## Instruction
Scan the lines below; pull out those with "JSON".

((

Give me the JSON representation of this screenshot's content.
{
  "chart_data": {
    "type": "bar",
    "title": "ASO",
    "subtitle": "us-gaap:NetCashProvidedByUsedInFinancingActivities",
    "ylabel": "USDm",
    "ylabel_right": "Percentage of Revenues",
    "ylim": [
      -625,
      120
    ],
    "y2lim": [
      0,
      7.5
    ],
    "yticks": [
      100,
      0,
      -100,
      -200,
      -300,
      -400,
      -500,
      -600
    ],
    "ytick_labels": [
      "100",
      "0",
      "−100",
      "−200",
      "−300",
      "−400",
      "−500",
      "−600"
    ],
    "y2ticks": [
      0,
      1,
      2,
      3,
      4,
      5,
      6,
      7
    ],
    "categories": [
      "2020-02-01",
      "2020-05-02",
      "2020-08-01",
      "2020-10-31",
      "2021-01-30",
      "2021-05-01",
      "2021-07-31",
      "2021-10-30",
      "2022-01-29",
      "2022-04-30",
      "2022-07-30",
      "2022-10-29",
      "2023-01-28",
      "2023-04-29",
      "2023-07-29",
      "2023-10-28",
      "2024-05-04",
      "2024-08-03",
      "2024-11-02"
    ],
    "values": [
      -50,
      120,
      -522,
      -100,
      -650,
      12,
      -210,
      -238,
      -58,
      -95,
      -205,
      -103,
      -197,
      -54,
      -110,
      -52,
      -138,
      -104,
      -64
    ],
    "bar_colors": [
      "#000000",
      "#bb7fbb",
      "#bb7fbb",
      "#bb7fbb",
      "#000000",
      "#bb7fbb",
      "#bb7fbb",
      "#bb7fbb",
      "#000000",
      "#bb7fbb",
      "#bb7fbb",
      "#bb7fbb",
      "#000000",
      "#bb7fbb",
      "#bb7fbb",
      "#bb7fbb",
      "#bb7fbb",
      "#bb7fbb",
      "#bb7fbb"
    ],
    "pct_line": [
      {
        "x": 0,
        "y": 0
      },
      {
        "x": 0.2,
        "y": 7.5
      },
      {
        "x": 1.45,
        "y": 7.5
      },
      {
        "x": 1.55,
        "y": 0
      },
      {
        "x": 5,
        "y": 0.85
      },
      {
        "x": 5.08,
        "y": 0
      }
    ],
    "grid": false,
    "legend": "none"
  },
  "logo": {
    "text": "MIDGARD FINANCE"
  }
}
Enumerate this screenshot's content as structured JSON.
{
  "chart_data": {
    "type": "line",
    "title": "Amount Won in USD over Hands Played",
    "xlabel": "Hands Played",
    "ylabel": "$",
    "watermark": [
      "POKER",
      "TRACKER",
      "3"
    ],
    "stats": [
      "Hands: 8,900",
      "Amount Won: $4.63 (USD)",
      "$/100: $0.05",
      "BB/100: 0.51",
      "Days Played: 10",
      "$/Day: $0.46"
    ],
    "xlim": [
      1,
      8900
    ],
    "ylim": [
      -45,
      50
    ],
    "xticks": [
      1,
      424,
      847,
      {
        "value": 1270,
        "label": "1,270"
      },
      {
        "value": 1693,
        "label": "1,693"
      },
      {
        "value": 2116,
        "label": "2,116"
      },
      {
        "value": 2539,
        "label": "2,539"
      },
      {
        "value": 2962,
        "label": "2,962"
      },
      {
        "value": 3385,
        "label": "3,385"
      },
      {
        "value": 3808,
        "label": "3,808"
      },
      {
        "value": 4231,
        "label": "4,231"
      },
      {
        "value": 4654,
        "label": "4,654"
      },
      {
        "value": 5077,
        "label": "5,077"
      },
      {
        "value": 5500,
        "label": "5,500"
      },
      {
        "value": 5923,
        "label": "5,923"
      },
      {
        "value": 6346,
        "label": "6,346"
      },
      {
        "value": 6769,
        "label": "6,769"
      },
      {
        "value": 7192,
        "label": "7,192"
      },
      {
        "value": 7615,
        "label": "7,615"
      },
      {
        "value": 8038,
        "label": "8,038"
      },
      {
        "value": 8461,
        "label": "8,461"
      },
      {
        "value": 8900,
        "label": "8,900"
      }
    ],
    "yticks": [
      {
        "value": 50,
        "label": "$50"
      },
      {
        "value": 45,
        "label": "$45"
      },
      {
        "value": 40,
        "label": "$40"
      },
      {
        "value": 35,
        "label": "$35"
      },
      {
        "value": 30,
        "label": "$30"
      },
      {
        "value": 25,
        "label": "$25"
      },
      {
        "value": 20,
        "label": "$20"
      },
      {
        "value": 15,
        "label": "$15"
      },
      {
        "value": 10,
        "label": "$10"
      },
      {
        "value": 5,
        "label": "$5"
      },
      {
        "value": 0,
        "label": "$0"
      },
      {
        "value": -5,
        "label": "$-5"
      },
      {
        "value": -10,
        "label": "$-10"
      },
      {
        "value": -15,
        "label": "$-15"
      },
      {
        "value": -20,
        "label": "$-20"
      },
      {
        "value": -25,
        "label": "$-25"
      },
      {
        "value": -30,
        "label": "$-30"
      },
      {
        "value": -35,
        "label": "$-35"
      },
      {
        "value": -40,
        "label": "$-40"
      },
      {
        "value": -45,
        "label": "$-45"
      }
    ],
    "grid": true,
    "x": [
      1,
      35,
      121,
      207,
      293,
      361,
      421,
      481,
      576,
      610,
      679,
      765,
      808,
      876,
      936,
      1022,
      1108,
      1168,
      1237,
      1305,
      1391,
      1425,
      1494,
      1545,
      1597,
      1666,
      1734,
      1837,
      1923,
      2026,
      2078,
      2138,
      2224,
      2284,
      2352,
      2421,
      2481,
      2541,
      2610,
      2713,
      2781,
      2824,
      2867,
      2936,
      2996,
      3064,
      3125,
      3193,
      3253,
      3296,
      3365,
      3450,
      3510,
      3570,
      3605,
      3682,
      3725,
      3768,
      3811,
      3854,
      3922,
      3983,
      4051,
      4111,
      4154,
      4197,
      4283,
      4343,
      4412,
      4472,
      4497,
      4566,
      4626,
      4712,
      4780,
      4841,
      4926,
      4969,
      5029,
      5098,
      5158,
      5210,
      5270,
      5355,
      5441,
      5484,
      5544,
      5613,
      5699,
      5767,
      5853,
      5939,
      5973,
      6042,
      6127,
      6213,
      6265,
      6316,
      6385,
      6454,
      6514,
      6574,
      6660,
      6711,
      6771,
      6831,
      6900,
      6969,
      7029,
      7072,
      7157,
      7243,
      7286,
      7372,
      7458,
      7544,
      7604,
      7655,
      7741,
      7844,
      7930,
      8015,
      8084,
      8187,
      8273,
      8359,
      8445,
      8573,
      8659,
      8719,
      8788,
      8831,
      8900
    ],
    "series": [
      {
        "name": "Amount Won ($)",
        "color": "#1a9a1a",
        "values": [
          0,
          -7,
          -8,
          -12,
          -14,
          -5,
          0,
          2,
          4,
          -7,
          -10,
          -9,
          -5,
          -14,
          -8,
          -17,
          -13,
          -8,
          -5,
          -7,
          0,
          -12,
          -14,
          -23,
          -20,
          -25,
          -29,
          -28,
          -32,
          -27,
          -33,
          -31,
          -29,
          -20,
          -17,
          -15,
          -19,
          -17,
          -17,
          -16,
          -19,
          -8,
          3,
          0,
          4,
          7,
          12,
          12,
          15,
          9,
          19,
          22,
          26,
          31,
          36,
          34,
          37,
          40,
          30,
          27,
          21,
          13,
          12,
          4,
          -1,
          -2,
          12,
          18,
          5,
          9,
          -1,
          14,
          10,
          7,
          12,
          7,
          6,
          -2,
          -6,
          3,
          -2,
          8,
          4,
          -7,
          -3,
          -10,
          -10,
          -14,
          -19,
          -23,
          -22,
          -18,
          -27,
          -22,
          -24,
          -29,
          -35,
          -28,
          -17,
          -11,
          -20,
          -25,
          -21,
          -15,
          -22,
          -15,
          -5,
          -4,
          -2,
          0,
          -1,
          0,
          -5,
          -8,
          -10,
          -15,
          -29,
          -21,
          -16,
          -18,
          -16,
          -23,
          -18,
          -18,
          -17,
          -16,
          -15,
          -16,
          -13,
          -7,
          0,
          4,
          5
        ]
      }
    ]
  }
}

))

## The solution
Give me the JSON representation of this screenshot's content.
Enumerate this screenshot's content as structured JSON.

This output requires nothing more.